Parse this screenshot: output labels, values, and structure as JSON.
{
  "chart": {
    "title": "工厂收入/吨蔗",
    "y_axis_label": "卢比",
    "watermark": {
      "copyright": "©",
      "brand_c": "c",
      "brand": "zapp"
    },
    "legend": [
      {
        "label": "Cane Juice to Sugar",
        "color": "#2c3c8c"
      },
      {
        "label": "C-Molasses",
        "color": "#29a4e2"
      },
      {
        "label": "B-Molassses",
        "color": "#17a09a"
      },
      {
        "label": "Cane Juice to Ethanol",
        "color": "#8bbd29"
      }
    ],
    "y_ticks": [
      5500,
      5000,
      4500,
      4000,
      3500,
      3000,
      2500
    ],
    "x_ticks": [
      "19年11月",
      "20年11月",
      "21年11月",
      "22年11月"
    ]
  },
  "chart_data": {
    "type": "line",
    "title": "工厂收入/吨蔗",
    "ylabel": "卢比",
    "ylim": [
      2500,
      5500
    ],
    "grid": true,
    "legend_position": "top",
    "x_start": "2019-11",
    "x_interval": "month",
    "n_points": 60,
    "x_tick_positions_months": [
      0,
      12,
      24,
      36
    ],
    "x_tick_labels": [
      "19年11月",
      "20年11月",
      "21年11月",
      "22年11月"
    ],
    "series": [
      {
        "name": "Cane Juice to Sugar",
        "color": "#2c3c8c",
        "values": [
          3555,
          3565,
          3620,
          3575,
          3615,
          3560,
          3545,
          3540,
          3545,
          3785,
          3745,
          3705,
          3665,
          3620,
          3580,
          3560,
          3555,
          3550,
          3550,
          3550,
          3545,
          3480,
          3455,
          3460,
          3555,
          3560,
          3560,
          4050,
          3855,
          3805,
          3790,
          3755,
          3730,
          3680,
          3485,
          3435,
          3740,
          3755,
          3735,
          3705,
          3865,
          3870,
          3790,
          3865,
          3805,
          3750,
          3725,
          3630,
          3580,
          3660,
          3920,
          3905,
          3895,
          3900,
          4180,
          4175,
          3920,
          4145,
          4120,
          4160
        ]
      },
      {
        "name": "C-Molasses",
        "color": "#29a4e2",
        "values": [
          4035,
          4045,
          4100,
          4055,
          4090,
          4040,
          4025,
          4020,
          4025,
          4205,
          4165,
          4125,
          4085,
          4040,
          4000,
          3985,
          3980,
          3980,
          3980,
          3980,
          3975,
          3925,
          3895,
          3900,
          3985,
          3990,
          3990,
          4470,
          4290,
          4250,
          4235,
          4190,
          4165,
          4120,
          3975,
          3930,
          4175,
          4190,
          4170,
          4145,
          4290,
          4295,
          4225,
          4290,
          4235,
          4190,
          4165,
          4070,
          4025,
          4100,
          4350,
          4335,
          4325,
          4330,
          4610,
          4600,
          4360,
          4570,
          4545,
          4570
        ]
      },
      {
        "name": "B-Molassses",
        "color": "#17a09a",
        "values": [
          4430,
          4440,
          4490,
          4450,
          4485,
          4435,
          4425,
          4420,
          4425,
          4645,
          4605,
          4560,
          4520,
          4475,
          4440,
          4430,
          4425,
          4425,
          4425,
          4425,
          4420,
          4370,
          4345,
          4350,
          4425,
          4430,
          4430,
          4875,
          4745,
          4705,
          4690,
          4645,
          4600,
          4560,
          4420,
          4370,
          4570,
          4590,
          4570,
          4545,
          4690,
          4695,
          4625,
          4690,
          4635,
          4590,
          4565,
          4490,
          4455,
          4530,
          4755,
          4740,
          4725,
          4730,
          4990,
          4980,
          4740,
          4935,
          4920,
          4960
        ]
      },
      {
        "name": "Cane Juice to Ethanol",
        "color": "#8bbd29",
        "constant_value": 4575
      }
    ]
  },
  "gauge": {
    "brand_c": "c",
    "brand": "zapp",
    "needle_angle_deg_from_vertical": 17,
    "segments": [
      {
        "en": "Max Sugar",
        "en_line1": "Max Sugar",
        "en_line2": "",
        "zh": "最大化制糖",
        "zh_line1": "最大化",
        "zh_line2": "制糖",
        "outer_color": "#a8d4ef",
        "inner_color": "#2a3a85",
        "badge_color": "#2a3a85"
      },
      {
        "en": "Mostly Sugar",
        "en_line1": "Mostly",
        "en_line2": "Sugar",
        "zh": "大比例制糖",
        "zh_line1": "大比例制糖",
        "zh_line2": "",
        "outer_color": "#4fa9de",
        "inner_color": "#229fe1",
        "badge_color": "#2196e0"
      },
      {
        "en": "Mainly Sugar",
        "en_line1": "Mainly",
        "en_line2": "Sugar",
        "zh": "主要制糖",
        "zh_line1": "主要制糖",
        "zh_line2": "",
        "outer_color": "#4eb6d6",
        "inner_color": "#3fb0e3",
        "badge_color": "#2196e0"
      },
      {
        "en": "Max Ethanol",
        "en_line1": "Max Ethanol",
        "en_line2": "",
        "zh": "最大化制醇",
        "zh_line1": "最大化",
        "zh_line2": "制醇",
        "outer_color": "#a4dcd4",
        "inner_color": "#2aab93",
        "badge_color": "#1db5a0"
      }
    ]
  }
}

» **Exercise aim**
Print every record exactly as it was given.

» **Exercise result**
Parse this screenshot: output labels, values, and structure as JSON.
{
  "chart": {
    "title": "工厂收入/吨蔗",
    "y_axis_label": "卢比",
    "watermark": {
      "copyright": "©",
      "brand_c": "c",
      "brand": "zapp"
    },
    "legend": [
      {
        "label": "Cane Juice to Sugar",
        "color": "#2c3c8c"
      },
      {
        "label": "C-Molasses",
        "color": "#29a4e2"
      },
      {
        "label": "B-Molassses",
        "color": "#17a09a"
      },
      {
        "label": "Cane Juice to Ethanol",
        "color": "#8bbd29"
      }
    ],
    "y_ticks": [
      5500,
      5000,
      4500,
      4000,
      3500,
      3000,
      2500
    ],
    "x_ticks": [
      "19年11月",
      "20年11月",
      "21年11月",
      "22年11月"
    ]
  },
  "chart_data": {
    "type": "line",
    "title": "工厂收入/吨蔗",
    "ylabel": "卢比",
    "ylim": [
      2500,
      5500
    ],
    "grid": true,
    "legend_position": "top",
    "x_start": "2019-11",
    "x_interval": "month",
    "n_points": 60,
    "x_tick_positions_months": [
      0,
      12,
      24,
      36
    ],
    "x_tick_labels": [
      "19年11月",
      "20年11月",
      "21年11月",
      "22年11月"
    ],
    "series": [
      {
        "name": "Cane Juice to Sugar",
        "color": "#2c3c8c",
        "values": [
          3555,
          3565,
          3620,
          3575,
          3615,
          3560,
          3545,
          3540,
          3545,
          3785,
          3745,
          3705,
          3665,
          3620,
          3580,
          3560,
          3555,
          3550,
          3550,
          3550,
          3545,
          3480,
          3455,
          3460,
          3555,
          3560,
          3560,
          4050,
          3855,
          3805,
          3790,
          3755,
          3730,
          3680,
          3485,
          3435,
          3740,
          3755,
          3735,
          3705,
          3865,
          3870,
          3790,
          3865,
          3805,
          3750,
          3725,
          3630,
          3580,
          3660,
          3920,
          3905,
          3895,
          3900,
          4180,
          4175,
          3920,
          4145,
          4120,
          4160
        ]
      },
      {
        "name": "C-Molasses",
        "color": "#29a4e2",
        "values": [
          4035,
          4045,
          4100,
          4055,
          4090,
          4040,
          4025,
          4020,
          4025,
          4205,
          4165,
          4125,
          4085,
          4040,
          4000,
          3985,
          3980,
          3980,
          3980,
          3980,
          3975,
          3925,
          3895,
          3900,
          3985,
          3990,
          3990,
          4470,
          4290,
          4250,
          4235,
          4190,
          4165,
          4120,
          3975,
          3930,
          4175,
          4190,
          4170,
          4145,
          4290,
          4295,
          4225,
          4290,
          4235,
          4190,
          4165,
          4070,
          4025,
          4100,
          4350,
          4335,
          4325,
          4330,
          4610,
          4600,
          4360,
          4570,
          4545,
          4570
        ]
      },
      {
        "name": "B-Molassses",
        "color": "#17a09a",
        "values": [
          4430,
          4440,
          4490,
          4450,
          4485,
          4435,
          4425,
          4420,
          4425,
          4645,
          4605,
          4560,
          4520,
          4475,
          4440,
          4430,
          4425,
          4425,
          4425,
          4425,
          4420,
          4370,
          4345,
          4350,
          4425,
          4430,
          4430,
          4875,
          4745,
          4705,
          4690,
          4645,
          4600,
          4560,
          4420,
          4370,
          4570,
          4590,
          4570,
          4545,
          4690,
          4695,
          4625,
          4690,
          4635,
          4590,
          4565,
          4490,
          4455,
          4530,
          4755,
          4740,
          4725,
          4730,
          4990,
          4980,
          4740,
          4935,
          4920,
          4960
        ]
      },
      {
        "name": "Cane Juice to Ethanol",
        "color": "#8bbd29",
        "constant_value": 4575
      }
    ]
  },
  "gauge": {
    "brand_c": "c",
    "brand": "zapp",
    "needle_angle_deg_from_vertical": 17,
    "segments": [
      {
        "en": "Max Sugar",
        "en_line1": "Max Sugar",
        "en_line2": "",
        "zh": "最大化制糖",
        "zh_line1": "最大化",
        "zh_line2": "制糖",
        "outer_color": "#a8d4ef",
        "inner_color": "#2a3a85",
        "badge_color": "#2a3a85"
      },
      {
        "en": "Mostly Sugar",
        "en_line1": "Mostly",
        "en_line2": "Sugar",
        "zh": "大比例制糖",
        "zh_line1": "大比例制糖",
        "zh_line2": "",
        "outer_color": "#4fa9de",
        "inner_color": "#229fe1",
        "badge_color": "#2196e0"
      },
      {
        "en": "Mainly Sugar",
        "en_line1": "Mainly",
        "en_line2": "Sugar",
        "zh": "主要制糖",
        "zh_line1": "主要制糖",
        "zh_line2": "",
        "outer_color": "#4eb6d6",
        "inner_color": "#3fb0e3",
        "badge_color": "#2196e0"
      },
      {
        "en": "Max Ethanol",
        "en_line1": "Max Ethanol",
        "en_line2": "",
        "zh": "最大化制醇",
        "zh_line1": "最大化",
        "zh_line2": "制醇",
        "outer_color": "#a4dcd4",
        "inner_color": "#2aab93",
        "badge_color": "#1db5a0"
      }
    ]
  }
}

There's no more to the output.